Excerpted text:

Next you have a bigger nuisance, the graveyard. When one of your heroes dies, a graveyard immediately spawns near your castle (sometimes right next to your castle) and you can pay money to resurrect a hero there. That sounds good right? Well, the graveyard also spawns skeletons and zombies that are much tougher than rats and can overwhelm lower level heroes. Add these rats and undead to the regular raids my monsters and your town is in a nearly constant state of being over-run and your heroes are too busy buying amulets of regeneration to bother with defending their own damn guilds.

But if you put aside the poor friendly AI and these poor enemy spawn locations, sending out your heroes to slay monsters by the dozen is great fun and does require a thinking cap if you want to make it past the final levels.

Control/Gameplay rating: Incredible



5. Replayability

You have 16 story missions to play through in the campaign and 6 additional stand alone missions that extend the game. You also have a multiplayer mode through LAN or Gamespy.

The number of single player missions seems small but they’ll take a bit of time to go through as the game’s final missions (and some of the standalone missions) are very difficult and will take a few attempts to go through them. Multiplayer mode is also a fun post-game experience.

Required work:
a: Name every specific type of creature that the game review mentions.
b: According to the game review, how many story missions does the campaign contain?

Dataset entries:

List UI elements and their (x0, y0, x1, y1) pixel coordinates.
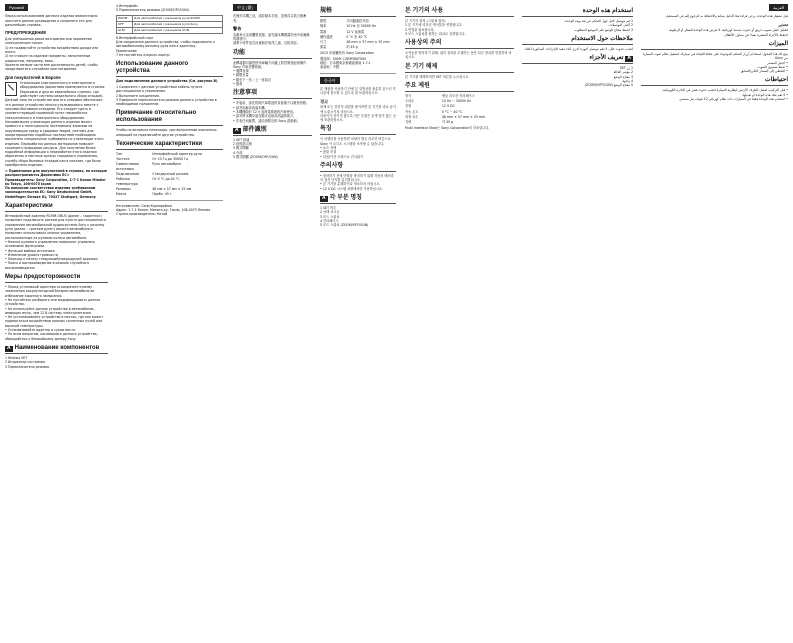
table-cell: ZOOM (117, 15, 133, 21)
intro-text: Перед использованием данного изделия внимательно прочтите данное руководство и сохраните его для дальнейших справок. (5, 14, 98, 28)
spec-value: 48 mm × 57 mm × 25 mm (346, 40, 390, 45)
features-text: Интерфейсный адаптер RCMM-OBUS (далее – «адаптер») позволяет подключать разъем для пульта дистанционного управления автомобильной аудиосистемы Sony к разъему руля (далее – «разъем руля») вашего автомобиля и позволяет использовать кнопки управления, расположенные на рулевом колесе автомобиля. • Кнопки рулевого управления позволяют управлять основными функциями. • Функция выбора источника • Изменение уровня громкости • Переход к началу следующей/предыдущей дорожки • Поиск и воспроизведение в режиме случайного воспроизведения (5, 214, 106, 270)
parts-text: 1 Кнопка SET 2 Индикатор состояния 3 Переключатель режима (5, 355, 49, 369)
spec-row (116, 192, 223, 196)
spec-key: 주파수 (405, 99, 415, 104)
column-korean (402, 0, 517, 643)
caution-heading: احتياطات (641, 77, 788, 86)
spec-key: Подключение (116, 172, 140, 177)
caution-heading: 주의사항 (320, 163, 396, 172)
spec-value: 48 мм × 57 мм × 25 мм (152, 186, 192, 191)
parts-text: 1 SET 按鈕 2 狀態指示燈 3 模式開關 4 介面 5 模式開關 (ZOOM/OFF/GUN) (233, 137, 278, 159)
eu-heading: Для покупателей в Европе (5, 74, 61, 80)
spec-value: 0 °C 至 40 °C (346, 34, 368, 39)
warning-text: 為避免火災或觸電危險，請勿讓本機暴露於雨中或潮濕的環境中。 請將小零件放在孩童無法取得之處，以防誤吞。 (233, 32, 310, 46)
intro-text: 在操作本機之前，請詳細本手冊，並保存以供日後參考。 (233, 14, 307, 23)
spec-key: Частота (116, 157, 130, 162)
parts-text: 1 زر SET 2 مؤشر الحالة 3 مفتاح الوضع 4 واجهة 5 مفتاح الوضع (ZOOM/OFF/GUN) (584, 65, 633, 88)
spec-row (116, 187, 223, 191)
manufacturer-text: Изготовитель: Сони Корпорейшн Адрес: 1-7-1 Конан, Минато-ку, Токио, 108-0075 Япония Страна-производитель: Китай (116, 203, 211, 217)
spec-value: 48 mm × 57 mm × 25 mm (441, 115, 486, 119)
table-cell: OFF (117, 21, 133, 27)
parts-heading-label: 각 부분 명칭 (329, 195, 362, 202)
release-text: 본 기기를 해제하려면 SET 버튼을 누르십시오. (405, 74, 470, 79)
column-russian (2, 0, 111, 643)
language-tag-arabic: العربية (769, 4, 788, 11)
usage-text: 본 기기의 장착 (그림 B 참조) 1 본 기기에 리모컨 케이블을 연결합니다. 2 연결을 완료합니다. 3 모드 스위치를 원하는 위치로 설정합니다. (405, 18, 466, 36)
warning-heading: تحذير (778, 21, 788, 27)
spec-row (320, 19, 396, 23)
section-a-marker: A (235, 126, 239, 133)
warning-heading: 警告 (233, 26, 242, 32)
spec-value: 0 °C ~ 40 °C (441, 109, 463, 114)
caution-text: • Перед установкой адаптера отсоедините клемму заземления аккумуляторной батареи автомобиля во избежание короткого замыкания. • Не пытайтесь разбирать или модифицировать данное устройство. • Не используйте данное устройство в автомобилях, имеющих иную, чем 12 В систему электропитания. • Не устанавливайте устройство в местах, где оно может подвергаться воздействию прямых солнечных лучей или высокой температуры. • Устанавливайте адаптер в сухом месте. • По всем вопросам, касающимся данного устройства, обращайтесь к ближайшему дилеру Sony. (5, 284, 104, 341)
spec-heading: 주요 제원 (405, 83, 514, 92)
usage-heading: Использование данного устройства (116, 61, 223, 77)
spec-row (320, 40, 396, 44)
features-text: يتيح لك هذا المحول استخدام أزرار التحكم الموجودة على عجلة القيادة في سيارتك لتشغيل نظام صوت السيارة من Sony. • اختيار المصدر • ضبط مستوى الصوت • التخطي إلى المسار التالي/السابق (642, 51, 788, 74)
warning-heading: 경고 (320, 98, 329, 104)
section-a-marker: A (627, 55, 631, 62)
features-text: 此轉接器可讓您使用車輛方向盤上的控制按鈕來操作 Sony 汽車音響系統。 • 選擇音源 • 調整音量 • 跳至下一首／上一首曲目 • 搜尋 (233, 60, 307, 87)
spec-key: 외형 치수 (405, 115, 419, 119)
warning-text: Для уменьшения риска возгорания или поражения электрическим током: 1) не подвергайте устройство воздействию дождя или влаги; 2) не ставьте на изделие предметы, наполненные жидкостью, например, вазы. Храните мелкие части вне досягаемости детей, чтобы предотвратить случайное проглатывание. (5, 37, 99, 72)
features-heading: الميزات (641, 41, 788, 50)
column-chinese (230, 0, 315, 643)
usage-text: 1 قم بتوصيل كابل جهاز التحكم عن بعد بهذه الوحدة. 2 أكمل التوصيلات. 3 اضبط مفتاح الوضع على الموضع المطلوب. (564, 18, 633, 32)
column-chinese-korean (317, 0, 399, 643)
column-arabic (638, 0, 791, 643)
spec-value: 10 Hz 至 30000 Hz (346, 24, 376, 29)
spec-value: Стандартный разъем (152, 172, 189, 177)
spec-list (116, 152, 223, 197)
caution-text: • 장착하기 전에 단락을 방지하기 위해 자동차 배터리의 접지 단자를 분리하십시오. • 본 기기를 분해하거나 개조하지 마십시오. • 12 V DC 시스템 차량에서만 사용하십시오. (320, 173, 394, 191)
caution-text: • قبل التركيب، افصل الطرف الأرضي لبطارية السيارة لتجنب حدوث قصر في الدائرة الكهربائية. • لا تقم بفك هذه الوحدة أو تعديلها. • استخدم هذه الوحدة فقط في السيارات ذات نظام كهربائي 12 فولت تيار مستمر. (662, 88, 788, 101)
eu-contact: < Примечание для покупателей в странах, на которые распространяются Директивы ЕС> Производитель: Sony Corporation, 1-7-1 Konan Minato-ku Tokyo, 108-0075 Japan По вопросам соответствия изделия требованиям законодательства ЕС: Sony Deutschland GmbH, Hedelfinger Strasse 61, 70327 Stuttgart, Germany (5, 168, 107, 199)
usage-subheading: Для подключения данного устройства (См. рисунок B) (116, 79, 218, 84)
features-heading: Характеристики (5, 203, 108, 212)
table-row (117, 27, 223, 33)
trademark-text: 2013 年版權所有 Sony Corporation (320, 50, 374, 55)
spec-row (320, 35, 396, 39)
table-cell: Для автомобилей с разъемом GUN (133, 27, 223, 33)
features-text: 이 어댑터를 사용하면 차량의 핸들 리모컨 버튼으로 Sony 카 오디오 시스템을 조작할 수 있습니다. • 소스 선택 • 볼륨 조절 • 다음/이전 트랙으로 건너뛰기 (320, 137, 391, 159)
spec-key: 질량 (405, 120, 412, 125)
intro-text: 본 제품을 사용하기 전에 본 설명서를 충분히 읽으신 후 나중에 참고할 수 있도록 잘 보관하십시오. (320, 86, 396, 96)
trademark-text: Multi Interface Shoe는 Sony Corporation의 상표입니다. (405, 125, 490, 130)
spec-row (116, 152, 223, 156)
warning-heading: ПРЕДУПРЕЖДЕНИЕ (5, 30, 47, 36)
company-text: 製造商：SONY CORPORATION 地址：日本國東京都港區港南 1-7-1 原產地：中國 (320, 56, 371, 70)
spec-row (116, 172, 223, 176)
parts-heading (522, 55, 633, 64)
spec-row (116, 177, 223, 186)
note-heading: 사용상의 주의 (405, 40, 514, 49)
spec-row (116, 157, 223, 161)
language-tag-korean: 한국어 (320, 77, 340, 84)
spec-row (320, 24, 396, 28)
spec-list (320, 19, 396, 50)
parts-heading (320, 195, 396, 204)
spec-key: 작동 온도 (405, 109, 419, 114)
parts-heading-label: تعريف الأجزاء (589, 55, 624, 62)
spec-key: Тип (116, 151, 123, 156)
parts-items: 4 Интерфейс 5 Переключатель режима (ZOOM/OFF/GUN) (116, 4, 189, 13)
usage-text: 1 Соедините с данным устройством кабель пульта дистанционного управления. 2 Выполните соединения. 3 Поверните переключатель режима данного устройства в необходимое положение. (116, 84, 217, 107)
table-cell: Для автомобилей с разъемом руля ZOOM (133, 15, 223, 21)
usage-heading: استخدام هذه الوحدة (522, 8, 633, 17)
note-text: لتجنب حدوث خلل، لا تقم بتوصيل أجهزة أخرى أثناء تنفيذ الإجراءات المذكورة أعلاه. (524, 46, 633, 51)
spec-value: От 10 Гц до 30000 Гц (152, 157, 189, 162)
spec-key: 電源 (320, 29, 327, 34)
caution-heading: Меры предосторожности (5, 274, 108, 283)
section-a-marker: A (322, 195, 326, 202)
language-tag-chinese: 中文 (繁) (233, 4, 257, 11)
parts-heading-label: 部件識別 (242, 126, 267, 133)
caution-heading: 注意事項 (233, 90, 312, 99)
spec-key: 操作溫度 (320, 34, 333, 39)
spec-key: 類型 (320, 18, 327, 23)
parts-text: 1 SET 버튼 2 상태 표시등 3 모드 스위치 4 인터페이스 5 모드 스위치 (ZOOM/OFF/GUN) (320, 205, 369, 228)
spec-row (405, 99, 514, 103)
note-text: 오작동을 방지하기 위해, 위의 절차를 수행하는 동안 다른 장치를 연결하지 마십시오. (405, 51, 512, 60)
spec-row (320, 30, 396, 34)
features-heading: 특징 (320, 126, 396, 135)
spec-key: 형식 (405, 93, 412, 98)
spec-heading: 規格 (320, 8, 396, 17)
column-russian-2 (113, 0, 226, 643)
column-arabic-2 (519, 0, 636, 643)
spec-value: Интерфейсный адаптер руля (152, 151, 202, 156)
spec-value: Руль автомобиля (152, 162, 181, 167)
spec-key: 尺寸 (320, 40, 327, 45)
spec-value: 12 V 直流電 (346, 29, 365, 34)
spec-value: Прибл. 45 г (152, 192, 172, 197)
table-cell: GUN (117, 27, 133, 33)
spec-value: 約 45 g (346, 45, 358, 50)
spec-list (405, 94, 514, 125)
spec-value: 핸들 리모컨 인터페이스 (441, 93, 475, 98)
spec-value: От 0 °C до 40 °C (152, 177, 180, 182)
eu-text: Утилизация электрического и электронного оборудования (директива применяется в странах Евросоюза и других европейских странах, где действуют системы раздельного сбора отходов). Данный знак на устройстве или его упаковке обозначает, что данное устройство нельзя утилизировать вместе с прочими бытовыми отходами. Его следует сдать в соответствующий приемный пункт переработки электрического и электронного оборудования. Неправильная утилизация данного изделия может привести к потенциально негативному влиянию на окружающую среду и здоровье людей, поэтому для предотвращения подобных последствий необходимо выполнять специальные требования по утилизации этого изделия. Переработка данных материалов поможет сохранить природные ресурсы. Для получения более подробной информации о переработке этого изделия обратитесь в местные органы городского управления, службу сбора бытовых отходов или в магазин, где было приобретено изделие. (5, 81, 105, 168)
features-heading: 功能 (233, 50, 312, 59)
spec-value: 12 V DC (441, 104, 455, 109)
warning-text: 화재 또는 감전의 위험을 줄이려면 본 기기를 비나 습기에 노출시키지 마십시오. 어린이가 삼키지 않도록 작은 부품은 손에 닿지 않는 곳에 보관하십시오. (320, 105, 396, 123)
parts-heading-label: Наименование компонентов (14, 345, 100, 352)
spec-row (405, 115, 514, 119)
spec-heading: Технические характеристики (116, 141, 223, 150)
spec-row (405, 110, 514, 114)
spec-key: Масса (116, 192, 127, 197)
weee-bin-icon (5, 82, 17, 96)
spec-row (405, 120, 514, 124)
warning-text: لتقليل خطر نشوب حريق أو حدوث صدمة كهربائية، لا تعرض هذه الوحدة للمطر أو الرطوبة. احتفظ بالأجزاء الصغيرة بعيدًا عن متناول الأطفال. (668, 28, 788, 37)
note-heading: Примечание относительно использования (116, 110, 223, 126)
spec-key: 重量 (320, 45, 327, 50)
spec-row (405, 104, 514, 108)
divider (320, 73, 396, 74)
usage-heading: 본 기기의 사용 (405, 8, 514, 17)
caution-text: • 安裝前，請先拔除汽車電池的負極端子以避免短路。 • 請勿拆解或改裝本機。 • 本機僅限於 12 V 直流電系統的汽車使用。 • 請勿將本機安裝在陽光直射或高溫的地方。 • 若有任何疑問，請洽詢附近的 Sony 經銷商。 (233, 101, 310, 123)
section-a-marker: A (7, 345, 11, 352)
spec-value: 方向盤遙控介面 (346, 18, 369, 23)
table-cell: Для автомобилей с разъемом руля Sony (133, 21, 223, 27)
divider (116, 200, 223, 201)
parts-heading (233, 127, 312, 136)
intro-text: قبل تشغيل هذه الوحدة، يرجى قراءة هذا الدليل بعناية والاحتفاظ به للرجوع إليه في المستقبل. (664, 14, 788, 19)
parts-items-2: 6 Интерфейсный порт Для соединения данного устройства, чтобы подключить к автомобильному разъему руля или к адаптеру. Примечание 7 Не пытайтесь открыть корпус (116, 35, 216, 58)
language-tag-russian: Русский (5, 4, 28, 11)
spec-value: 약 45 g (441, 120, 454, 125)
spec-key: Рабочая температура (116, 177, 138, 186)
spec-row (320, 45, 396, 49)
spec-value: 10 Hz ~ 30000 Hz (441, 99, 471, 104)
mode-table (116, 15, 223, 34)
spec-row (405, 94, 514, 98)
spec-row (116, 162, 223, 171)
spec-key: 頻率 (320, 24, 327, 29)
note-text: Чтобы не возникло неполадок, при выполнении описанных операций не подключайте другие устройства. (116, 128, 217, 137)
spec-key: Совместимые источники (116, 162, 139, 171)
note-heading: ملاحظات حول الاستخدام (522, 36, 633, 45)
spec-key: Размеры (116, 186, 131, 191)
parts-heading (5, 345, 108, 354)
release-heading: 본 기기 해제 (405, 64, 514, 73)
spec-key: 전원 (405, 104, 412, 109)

Answers to the exercises:
a: Rats, skeletons, zombies

b: 16